◆ YOUR GOAL:
Omit the images, then print each record below exactly as it reads.

═══ SOURCE RECORDS

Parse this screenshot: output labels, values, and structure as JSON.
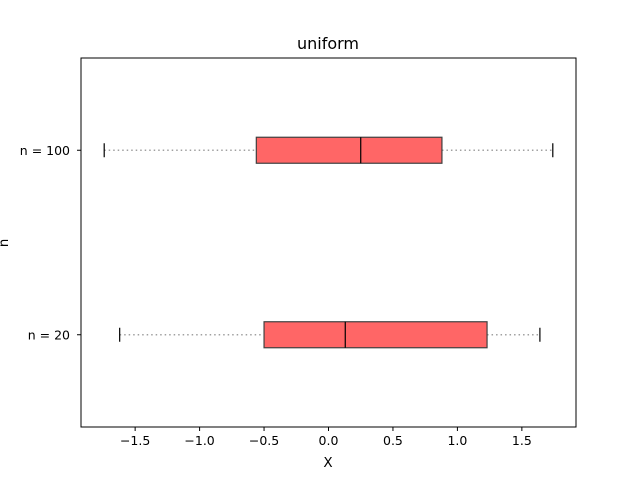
{
  "chart_data": {
    "type": "boxplot",
    "orientation": "horizontal",
    "title": "uniform",
    "xlabel": "X",
    "ylabel": "n",
    "xlim": [
      -1.92,
      1.92
    ],
    "xticks": [
      -1.5,
      -1.0,
      -0.5,
      0.0,
      0.5,
      1.0,
      1.5
    ],
    "xtick_labels": [
      "−1.5",
      "−1.0",
      "−0.5",
      "0.0",
      "0.5",
      "1.0",
      "1.5"
    ],
    "grid": false,
    "box_color": "#ff6666",
    "box_edge_color": "#404040",
    "whisker_color": "#a0a0a0",
    "categories": [
      "n = 20",
      "n = 100"
    ],
    "boxes": [
      {
        "label": "n = 20",
        "whislo": -1.62,
        "q1": -0.5,
        "median": 0.13,
        "q3": 1.23,
        "whishi": 1.64
      },
      {
        "label": "n = 100",
        "whislo": -1.74,
        "q1": -0.56,
        "median": 0.25,
        "q3": 0.88,
        "whishi": 1.74
      }
    ]
  }
}
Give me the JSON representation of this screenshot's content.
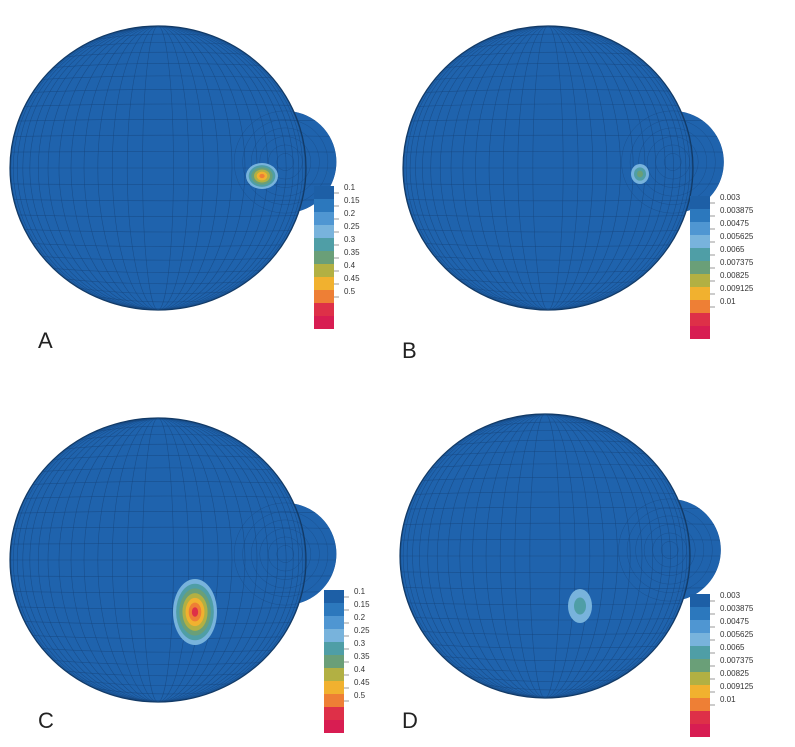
{
  "panels": [
    {
      "label": "A",
      "colorbar": [
        "0.1",
        "0.15",
        "0.2",
        "0.25",
        "0.3",
        "0.35",
        "0.4",
        "0.45",
        "0.5"
      ]
    },
    {
      "label": "B",
      "colorbar": [
        "0.003",
        "0.003875",
        "0.00475",
        "0.005625",
        "0.0065",
        "0.007375",
        "0.00825",
        "0.009125",
        "0.01"
      ]
    },
    {
      "label": "C",
      "colorbar": [
        "0.1",
        "0.15",
        "0.2",
        "0.25",
        "0.3",
        "0.35",
        "0.4",
        "0.45",
        "0.5"
      ]
    },
    {
      "label": "D",
      "colorbar": [
        "0.003",
        "0.003875",
        "0.00475",
        "0.005625",
        "0.0065",
        "0.007375",
        "0.00825",
        "0.009125",
        "0.01"
      ]
    }
  ],
  "colorbar_colors": [
    "#1d5fa6",
    "#2c78bd",
    "#4f96d2",
    "#78b3dc",
    "#4f9ea6",
    "#6a9f78",
    "#b2b043",
    "#f1b12f",
    "#ee7f35",
    "#de3048",
    "#d81d52"
  ]
}
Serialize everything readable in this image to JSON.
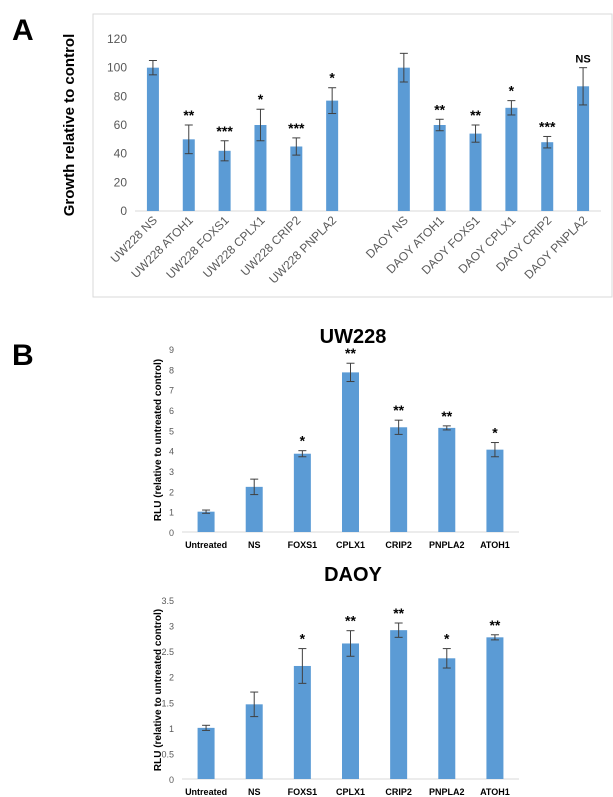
{
  "panels": {
    "a": "A",
    "b": "B"
  },
  "chart_data": [
    {
      "type": "bar",
      "title": "",
      "xlabel": "",
      "ylabel": "Growth relative to control",
      "ylim": [
        0,
        120
      ],
      "yticks": [
        "0",
        "20",
        "40",
        "60",
        "80",
        "100",
        "120"
      ],
      "grid": false,
      "color": "#5b9bd5",
      "categories": [
        "UW228 NS",
        "UW228 ATOH1",
        "UW228 FOXS1",
        "UW228 CPLX1",
        "UW228 CRIP2",
        "UW228 PNPLA2",
        "",
        "DAOY NS",
        "DAOY ATOH1",
        "DAOY FOXS1",
        "DAOY CPLX1",
        "DAOY CRIP2",
        "DAOY PNPLA2"
      ],
      "values": [
        100,
        50,
        42,
        60,
        45,
        77,
        null,
        100,
        60,
        54,
        72,
        48,
        87
      ],
      "errors": [
        5,
        10,
        7,
        11,
        6,
        9,
        null,
        10,
        4,
        6,
        5,
        4,
        13
      ],
      "annotations": [
        "",
        "**",
        "***",
        "*",
        "***",
        "*",
        "",
        "",
        "**",
        "**",
        "*",
        "***",
        "NS"
      ]
    },
    {
      "type": "bar",
      "title": "UW228",
      "xlabel": "",
      "ylabel": "RLU (relative to untreated control)",
      "ylim": [
        0,
        9
      ],
      "yticks": [
        "0",
        "1",
        "2",
        "3",
        "4",
        "5",
        "6",
        "7",
        "8",
        "9"
      ],
      "grid": false,
      "color": "#5b9bd5",
      "categories": [
        "Untreated",
        "NS",
        "FOXS1",
        "CPLX1",
        "CRIP2",
        "PNPLA2",
        "ATOH1"
      ],
      "values": [
        1.0,
        2.22,
        3.85,
        7.85,
        5.15,
        5.12,
        4.05
      ],
      "errors": [
        0.08,
        0.38,
        0.15,
        0.45,
        0.35,
        0.1,
        0.35
      ],
      "annotations": [
        "",
        "",
        "*",
        "**",
        "**",
        "**",
        "*"
      ]
    },
    {
      "type": "bar",
      "title": "DAOY",
      "xlabel": "",
      "ylabel": "RLU (relative to untreated control)",
      "ylim": [
        0,
        3.5
      ],
      "yticks": [
        "0",
        "0.5",
        "1",
        "1.5",
        "2",
        "2.5",
        "3",
        "3.5"
      ],
      "grid": false,
      "color": "#5b9bd5",
      "categories": [
        "Untreated",
        "NS",
        "FOXS1",
        "CPLX1",
        "CRIP2",
        "PNPLA2",
        "ATOH1"
      ],
      "values": [
        1.0,
        1.46,
        2.21,
        2.65,
        2.91,
        2.36,
        2.77
      ],
      "errors": [
        0.05,
        0.24,
        0.34,
        0.25,
        0.14,
        0.19,
        0.05
      ],
      "annotations": [
        "",
        "",
        "*",
        "**",
        "**",
        "*",
        "**"
      ]
    }
  ]
}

══════

◆ THE COMPLETED TASK:
Parse this screenshot: output labels, values, and structure as JSON.
{
  "chart_data": {
    "type": "boxplot",
    "orientation": "horizontal",
    "title": "uniform",
    "xlabel": "X",
    "ylabel": "n",
    "xlim": [
      -1.92,
      1.92
    ],
    "xticks": [
      -1.5,
      -1.0,
      -0.5,
      0.0,
      0.5,
      1.0,
      1.5
    ],
    "xtick_labels": [
      "−1.5",
      "−1.0",
      "−0.5",
      "0.0",
      "0.5",
      "1.0",
      "1.5"
    ],
    "grid": false,
    "box_color": "#ff6666",
    "box_edge_color": "#404040",
    "whisker_color": "#a0a0a0",
    "categories": [
      "n = 20",
      "n = 100"
    ],
    "boxes": [
      {
        "label": "n = 20",
        "whislo": -1.62,
        "q1": -0.5,
        "median": 0.13,
        "q3": 1.23,
        "whishi": 1.64
      },
      {
        "label": "n = 100",
        "whislo": -1.74,
        "q1": -0.56,
        "median": 0.25,
        "q3": 0.88,
        "whishi": 1.74
      }
    ]
  }
}
Give me the JSON representation of this screenshot's content.
{
  "panels": [
    {
      "label": "A",
      "colorbar": [
        "0.1",
        "0.15",
        "0.2",
        "0.25",
        "0.3",
        "0.35",
        "0.4",
        "0.45",
        "0.5"
      ]
    },
    {
      "label": "B",
      "colorbar": [
        "0.003",
        "0.003875",
        "0.00475",
        "0.005625",
        "0.0065",
        "0.007375",
        "0.00825",
        "0.009125",
        "0.01"
      ]
    },
    {
      "label": "C",
      "colorbar": [
        "0.1",
        "0.15",
        "0.2",
        "0.25",
        "0.3",
        "0.35",
        "0.4",
        "0.45",
        "0.5"
      ]
    },
    {
      "label": "D",
      "colorbar": [
        "0.003",
        "0.003875",
        "0.00475",
        "0.005625",
        "0.0065",
        "0.007375",
        "0.00825",
        "0.009125",
        "0.01"
      ]
    }
  ],
  "colorbar_colors": [
    "#1d5fa6",
    "#2c78bd",
    "#4f96d2",
    "#78b3dc",
    "#4f9ea6",
    "#6a9f78",
    "#b2b043",
    "#f1b12f",
    "#ee7f35",
    "#de3048",
    "#d81d52"
  ]
}
Serialize everything readable in this image to JSON.
{
  "panels": {
    "a": "A",
    "b": "B"
  },
  "chart_data": [
    {
      "type": "bar",
      "title": "",
      "xlabel": "",
      "ylabel": "Growth relative to control",
      "ylim": [
        0,
        120
      ],
      "yticks": [
        "0",
        "20",
        "40",
        "60",
        "80",
        "100",
        "120"
      ],
      "grid": false,
      "color": "#5b9bd5",
      "categories": [
        "UW228 NS",
        "UW228 ATOH1",
        "UW228 FOXS1",
        "UW228 CPLX1",
        "UW228 CRIP2",
        "UW228 PNPLA2",
        "",
        "DAOY NS",
        "DAOY ATOH1",
        "DAOY FOXS1",
        "DAOY CPLX1",
        "DAOY CRIP2",
        "DAOY PNPLA2"
      ],
      "values": [
        100,
        50,
        42,
        60,
        45,
        77,
        null,
        100,
        60,
        54,
        72,
        48,
        87
      ],
      "errors": [
        5,
        10,
        7,
        11,
        6,
        9,
        null,
        10,
        4,
        6,
        5,
        4,
        13
      ],
      "annotations": [
        "",
        "**",
        "***",
        "*",
        "***",
        "*",
        "",
        "",
        "**",
        "**",
        "*",
        "***",
        "NS"
      ]
    },
    {
      "type": "bar",
      "title": "UW228",
      "xlabel": "",
      "ylabel": "RLU (relative to untreated control)",
      "ylim": [
        0,
        9
      ],
      "yticks": [
        "0",
        "1",
        "2",
        "3",
        "4",
        "5",
        "6",
        "7",
        "8",
        "9"
      ],
      "grid": false,
      "color": "#5b9bd5",
      "categories": [
        "Untreated",
        "NS",
        "FOXS1",
        "CPLX1",
        "CRIP2",
        "PNPLA2",
        "ATOH1"
      ],
      "values": [
        1.0,
        2.22,
        3.85,
        7.85,
        5.15,
        5.12,
        4.05
      ],
      "errors": [
        0.08,
        0.38,
        0.15,
        0.45,
        0.35,
        0.1,
        0.35
      ],
      "annotations": [
        "",
        "",
        "*",
        "**",
        "**",
        "**",
        "*"
      ]
    },
    {
      "type": "bar",
      "title": "DAOY",
      "xlabel": "",
      "ylabel": "RLU (relative to untreated control)",
      "ylim": [
        0,
        3.5
      ],
      "yticks": [
        "0",
        "0.5",
        "1",
        "1.5",
        "2",
        "2.5",
        "3",
        "3.5"
      ],
      "grid": false,
      "color": "#5b9bd5",
      "categories": [
        "Untreated",
        "NS",
        "FOXS1",
        "CPLX1",
        "CRIP2",
        "PNPLA2",
        "ATOH1"
      ],
      "values": [
        1.0,
        1.46,
        2.21,
        2.65,
        2.91,
        2.36,
        2.77
      ],
      "errors": [
        0.05,
        0.24,
        0.34,
        0.25,
        0.14,
        0.19,
        0.05
      ],
      "annotations": [
        "",
        "",
        "*",
        "**",
        "**",
        "*",
        "**"
      ]
    }
  ]
}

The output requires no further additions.